# start of Data shown
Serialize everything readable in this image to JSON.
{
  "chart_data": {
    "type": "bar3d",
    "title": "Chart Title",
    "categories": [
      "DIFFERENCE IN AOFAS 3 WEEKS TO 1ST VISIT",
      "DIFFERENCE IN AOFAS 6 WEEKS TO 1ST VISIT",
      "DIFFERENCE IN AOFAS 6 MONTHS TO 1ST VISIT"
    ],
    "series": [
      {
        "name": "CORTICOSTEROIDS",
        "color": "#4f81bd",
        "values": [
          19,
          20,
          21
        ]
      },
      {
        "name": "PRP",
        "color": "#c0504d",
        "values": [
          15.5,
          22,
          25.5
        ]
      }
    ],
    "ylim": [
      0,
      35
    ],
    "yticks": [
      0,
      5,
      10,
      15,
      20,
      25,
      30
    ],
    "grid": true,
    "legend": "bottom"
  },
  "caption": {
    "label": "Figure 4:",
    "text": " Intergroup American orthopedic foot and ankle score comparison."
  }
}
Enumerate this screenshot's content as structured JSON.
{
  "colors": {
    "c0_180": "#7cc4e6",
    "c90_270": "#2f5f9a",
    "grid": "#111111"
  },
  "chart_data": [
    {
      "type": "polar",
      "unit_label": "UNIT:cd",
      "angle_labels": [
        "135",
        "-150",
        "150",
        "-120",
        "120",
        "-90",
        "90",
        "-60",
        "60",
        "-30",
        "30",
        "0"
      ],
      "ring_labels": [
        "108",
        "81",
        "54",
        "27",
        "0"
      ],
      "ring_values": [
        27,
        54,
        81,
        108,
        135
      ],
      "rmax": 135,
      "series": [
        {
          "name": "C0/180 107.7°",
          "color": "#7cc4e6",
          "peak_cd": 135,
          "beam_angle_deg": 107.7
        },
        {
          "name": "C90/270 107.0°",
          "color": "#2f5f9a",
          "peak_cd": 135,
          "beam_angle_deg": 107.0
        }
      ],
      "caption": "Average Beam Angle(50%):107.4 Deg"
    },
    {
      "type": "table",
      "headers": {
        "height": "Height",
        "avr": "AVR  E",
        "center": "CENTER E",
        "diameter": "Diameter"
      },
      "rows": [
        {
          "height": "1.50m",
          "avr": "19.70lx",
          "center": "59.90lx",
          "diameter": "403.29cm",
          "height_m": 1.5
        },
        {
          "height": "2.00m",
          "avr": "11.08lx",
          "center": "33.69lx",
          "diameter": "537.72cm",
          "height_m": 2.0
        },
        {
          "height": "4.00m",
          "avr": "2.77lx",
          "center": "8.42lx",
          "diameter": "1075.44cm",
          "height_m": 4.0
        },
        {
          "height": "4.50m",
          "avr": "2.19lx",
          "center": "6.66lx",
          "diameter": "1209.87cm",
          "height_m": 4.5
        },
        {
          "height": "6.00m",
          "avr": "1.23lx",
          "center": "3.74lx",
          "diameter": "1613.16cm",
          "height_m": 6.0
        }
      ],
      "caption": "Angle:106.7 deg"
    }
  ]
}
# end of Data shown
> _The request_
From the data above, show each line that contains "caption".

> _Solution for this problem_
  "caption": {
      "caption": "Average Beam Angle(50%):107.4 Deg"
      "caption": "Angle:106.7 deg"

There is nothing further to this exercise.